### [TEXT EXCERPT]
**********

Share your dilemmas and get honest opinions from other Mumsnetters.

Grandparents pleasing themselves

699 replies

WanderingScotty · 07/02/2024 00:01

My MIL and FIL look after DS once a week and occasionally at the weekend and have done since he was 1 (now 4.5). (They used to look after him twice a week but we already reduced this because of this issue).

MIL and FIL are fantastic with DS in many ways - he loves spending time with them and they love having him. He’s very lucky to have them.

We have always had some “ground rules” for when they look after him - e.g watch sugar intake, limit screen time etc. It’s not strict, essentially everything in moderation and we just ask them to keep us informed so we can adapt as needed.

MIL and FIL would admit themselves they are not the healthiest of eaters and have no desire to change this. This has caused confusion in the past where they’ve given DS something they think is healthy but we wouldn’t think is (e.g ultra processed, low calorie). FIL also doesn’t take well to being told what to do and can sometimes be a bully (which I admit gets my back up and makes it hard for me to back down). MIL is very unconfrontational and will go along with anything even if she disagrees to avoid an argument (but will make subtle comments so we know if she doesn’t agree).

FIL wants free rein to do what he wishes with DS when they look after him. He wants to spoil DS as that’s “his right as a grandparent”. Mainly this is give him sweets, chocolate, ice cream etc, buy him any toy DS wants etc. Whilst we understand this to a degree FIL looks after DS too often to spoil him as much as he wants to. My mum also looks after DS and it’s not fair on her if she follows what we ask when she too would like to spoil him more. More importantly, this isn’t fair on DS as he gets confused or upset when there isn’t a consistent approach and takes sugar crashes after eating too much sugar.

DS is getting older and is able to understand and verbalise more. This afternoon, he came home and told us he had 3 chocolate treats which they hadn’t told us about. We asked them and they denied this. DS insisted he was telling the truth so we questioned them more.

FIL got defensive asking if we’d been quizzing DS after they’d left - we did but only after DS initially told us. This has led to a heated discussion tonight as FIL says he should be able to do what he wants, he’s raised 2 boys who turned out fine, DS is only with them one day, we’re imagining the sugar crashes etc. He also thinks we should trust them and not question them (despite saying he doesn’t want to go along with what we’re asking).

We have outlined the reasons we’re asking them to follow our rules. Ultimately he’s our son but we have them there because it’s what we think is best for him. MIL is agreeable but FIL is grudgingly backing down. It’ll likely raise its head again in a few months as this seems to be the way it goes.

AIBU for expecting them to follow our wishes or am I getting too bothered about it?

**********

### [GOAL OF THE EXERCISE]
Carry on the forum post about grandparents and sugar rules, picking up after its final line.

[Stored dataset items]
**********

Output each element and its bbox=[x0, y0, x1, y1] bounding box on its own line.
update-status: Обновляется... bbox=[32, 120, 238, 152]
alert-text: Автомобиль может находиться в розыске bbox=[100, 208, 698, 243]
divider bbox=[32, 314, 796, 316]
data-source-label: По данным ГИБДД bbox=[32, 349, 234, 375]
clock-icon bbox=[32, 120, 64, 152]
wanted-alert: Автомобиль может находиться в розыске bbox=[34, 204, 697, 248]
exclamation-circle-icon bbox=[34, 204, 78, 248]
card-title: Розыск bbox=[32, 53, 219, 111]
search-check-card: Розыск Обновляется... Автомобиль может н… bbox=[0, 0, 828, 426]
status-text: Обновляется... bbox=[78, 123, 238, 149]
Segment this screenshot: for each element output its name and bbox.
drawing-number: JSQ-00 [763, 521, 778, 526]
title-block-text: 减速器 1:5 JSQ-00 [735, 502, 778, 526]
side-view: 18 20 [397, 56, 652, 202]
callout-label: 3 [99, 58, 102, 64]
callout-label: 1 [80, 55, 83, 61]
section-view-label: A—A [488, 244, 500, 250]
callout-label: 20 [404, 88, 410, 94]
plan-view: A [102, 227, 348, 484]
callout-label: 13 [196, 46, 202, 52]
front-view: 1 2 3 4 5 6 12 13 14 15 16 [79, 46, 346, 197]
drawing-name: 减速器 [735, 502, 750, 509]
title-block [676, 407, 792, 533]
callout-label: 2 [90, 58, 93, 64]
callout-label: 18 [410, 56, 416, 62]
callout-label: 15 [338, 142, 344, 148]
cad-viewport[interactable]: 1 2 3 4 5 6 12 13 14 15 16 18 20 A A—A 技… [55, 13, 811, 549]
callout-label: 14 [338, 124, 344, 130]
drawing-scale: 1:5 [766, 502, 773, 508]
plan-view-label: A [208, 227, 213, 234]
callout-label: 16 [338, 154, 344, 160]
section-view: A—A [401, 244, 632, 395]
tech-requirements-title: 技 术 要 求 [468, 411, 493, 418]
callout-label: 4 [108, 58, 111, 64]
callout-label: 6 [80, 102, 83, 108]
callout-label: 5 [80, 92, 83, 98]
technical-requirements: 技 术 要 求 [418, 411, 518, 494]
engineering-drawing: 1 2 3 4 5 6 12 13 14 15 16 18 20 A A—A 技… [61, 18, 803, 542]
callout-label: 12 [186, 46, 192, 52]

**********

### [RESULT OF THIS TASK]
OP posts:
LolaSmiles · 07/02/2024 06:16

If it was over a couple of pieces of chocolate then I'd say you need to back off and stop being unreasonable, but it isn't about a couple of biscuits here and there.

I don't think you're being unreasonable because it sounds like they have an awful diet, aren't giving DC nutritious food and seem to equate showing love with giving their grandchildren crap to eat. That would be a concern for me, especially if my child wasn't eating their dinner because they've snacked endlessly on sugary junk all day.

The lying and arguing about their right to fill a kid with sugar would probably push it to deal breaker territory for me. It bothers me a little bit how many people seem to think that out of gratitude for having family who care, it should be accepted that relatives fill kids up with sugar to show their love.

LameBorzoi · 07/02/2024 06:18

I'm going against the grain here. Nothing wrong with treats, but three mars bars is way too much for a little kid, if this is happening every week, and parents, and other grandparent are wanting to give him treats too.

Little kids post baby hood just don't need much food, so that much chocolate does not leave much room for nutritional food.

Little wonder we have an obesity epidemic.

LameBorzoi · 07/02/2024 06:22

@MiddleParking Well OP needs to know about any dairy that the kid has so that she can watch for symptoms, so grandparents lying about dairy is a huge issue.

BonheursTrousers · 07/02/2024 06:26

Pay for childcare on those days. I don’t want my child eating crap and being plonked in front of a screen so she goes to a nursery that has lots of outdoor time and and sensory activities.

As you said they aren’t healthy eaters and are encouraging ds to eat unhealthily. My worry would be when he is older they will start the ‘don’t tell your mummy you ate 3 candy bars’ which will set them up with a bad/guilty relationship with food.

knock it on the head. They don’t want to change, that’s fine, find him a good nursery.

justlonelystars · 07/02/2024 06:31

YANBU, 100% in agreement with you. My parents are very good with my DS, he eats very healthily and only has 30 minutes of screen time there as per my wishes (tbf they are very healthy people). Meanwhile I’ve had to have a word with MIL a few times about screen time and healthy eating though she rarely looks after him.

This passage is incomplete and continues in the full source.